▶ **Record list**:
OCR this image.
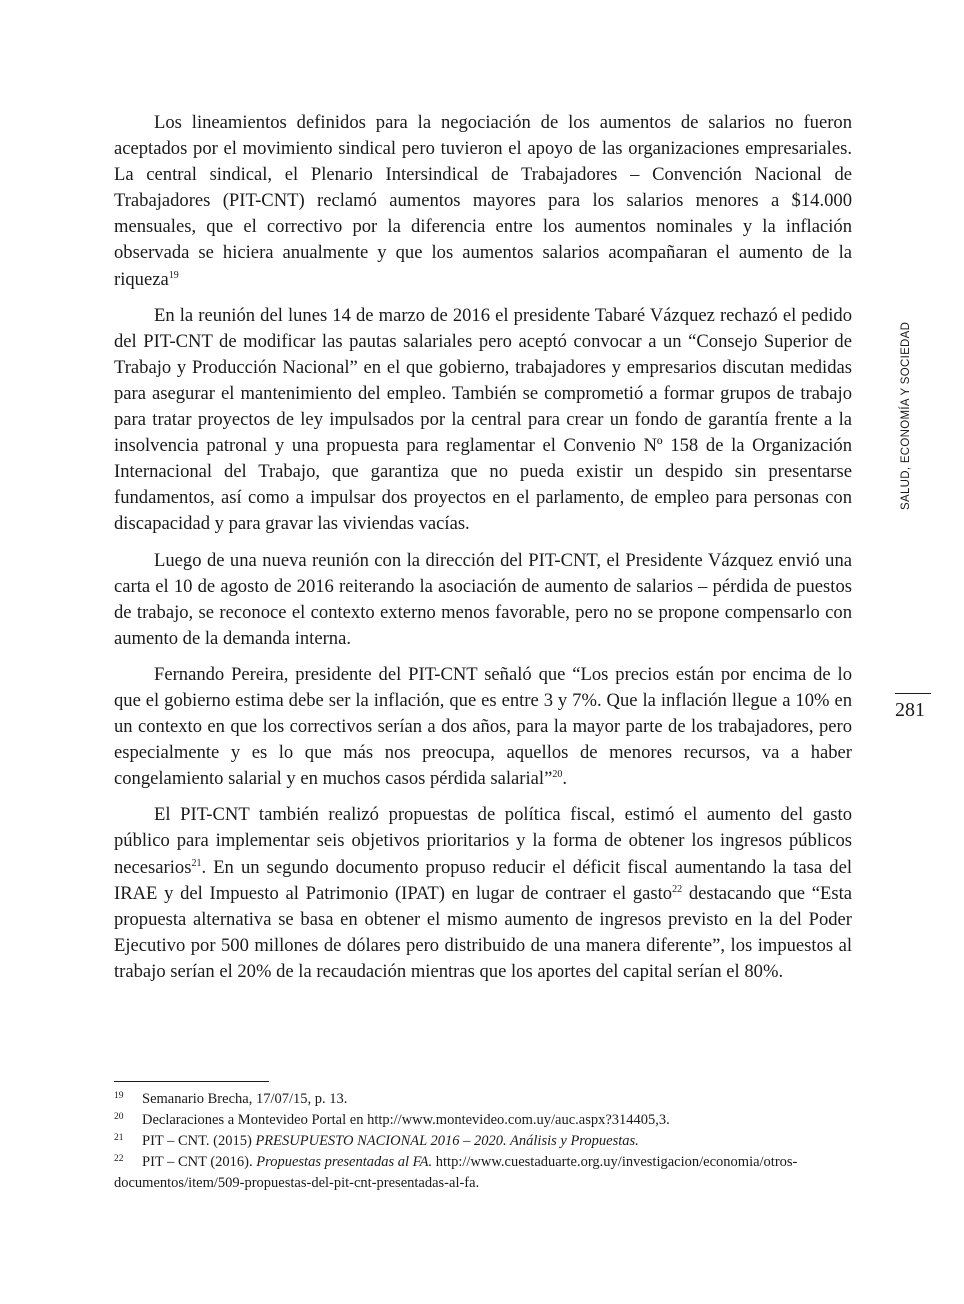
Los lineamientos definidos para la negociación de los aumentos de salarios no fueron aceptados por el movimiento sindical pero tuvieron el apoyo de las organizaciones empresariales. La central sindical, el Plenario Intersindical de Trabajadores – Convención Nacional de Trabajadores (PIT-CNT) reclamó aumentos mayores para los salarios menores a $14.000 mensuales, que el correctivo por la diferencia entre los aumentos nominales y la inflación observada se hiciera anualmente y que los aumentos salarios acompañaran el aumento de la riqueza$^{19}$

En la reunión del lunes 14 de marzo de 2016 el presidente Tabaré Vázquez rechazó el pedido del PIT-CNT de modificar las pautas salariales pero aceptó convocar a un “Consejo Superior de Trabajo y Producción Nacional” en el que gobierno, trabajadores y empresarios discutan medidas para asegurar el mantenimiento del empleo. También se comprometió a formar grupos de trabajo para tratar proyectos de ley impulsados por la central para crear un fondo de garantía frente a la insolvencia patronal y una propuesta para reglamentar el Convenio Nº 158 de la Organización Internacional del Trabajo, que garantiza que no pueda existir un despido sin presentarse fundamentos, así como a impulsar dos proyectos en el parlamento, de empleo para personas con discapacidad y para gravar las viviendas vacías.

Luego de una nueva reunión con la dirección del PIT-CNT, el Presidente Vázquez envió una carta el 10 de agosto de 2016 reiterando la asociación de aumento de salarios – pérdida de puestos de trabajo, se reconoce el contexto externo menos favorable, pero no se propone compensarlo con aumento de la demanda interna.

Fernando Pereira, presidente del PIT-CNT señaló que “Los precios están por encima de lo que el gobierno estima debe ser la inflación, que es entre 3 y 7%. Que la inflación llegue a 10% en un contexto en que los correctivos serían a dos años, para la mayor parte de los trabajadores, pero especialmente y es lo que más nos preocupa, aquellos de menores recursos, va a haber congelamiento salarial y en muchos casos pérdida salarial”$^{20}$.

El PIT-CNT también realizó propuestas de política fiscal, estimó el aumento del gasto público para implementar seis objetivos prioritarios y la forma de obtener los ingresos públicos necesarios$^{21}$. En un segundo documento propuso reducir el déficit fiscal aumentando la tasa del IRAE y del Impuesto al Patrimonio (IPAT) en lugar de contraer el gasto$^{22}$ destacando que “Esta propuesta alternativa se basa en obtener el mismo aumento de ingresos previsto en la del Poder Ejecutivo por 500 millones de dólares pero distribuido de una manera diferente”, los impuestos al trabajo serían el 20% de la recaudación mientras que los aportes del capital serían el 80%.

SALUD, ECONOMÍA Y SOCIEDAD
281

19 Semanario Brecha, 17/07/15, p. 13.

20 Declaraciones a Montevideo Portal en http://www.montevideo.com.uy/auc.aspx?314405,3.

21 PIT – CNT. (2015) PRESUPUESTO NACIONAL 2016 – 2020. Análisis y Propuestas.

22 PIT – CNT (2016). Propuestas presentadas al FA. http://www.cuestaduarte.org.uy/investigacion/economia/otros-documentos/item/509-propuestas-del-pit-cnt-presentadas-al-fa.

▶ **Required work**:
Copy out every line from the material above in which the word "contexto" appears.

▶ **Response below**:
Luego de una nueva reunión con la dirección del PIT-CNT, el Presidente Vázquez envió una carta el 10 de agosto de 2016 reiterando la asociación de aumento de salarios – pérdida de puestos de trabajo, se reconoce el contexto externo menos favorable, pero no se propone compensarlo con aumento de la demanda interna.
Fernando Pereira, presidente del PIT-CNT señaló que “Los precios están por encima de lo que el gobierno estima debe ser la inflación, que es entre 3 y 7%. Que la inflación llegue a 10% en un contexto en que los correctivos serían a dos años, para la mayor parte de los trabajadores, pero especialmente y es lo que más nos preocupa, aquellos de menores recursos, va a haber congelamiento salarial y en muchos casos pérdida salarial”$^{20}$.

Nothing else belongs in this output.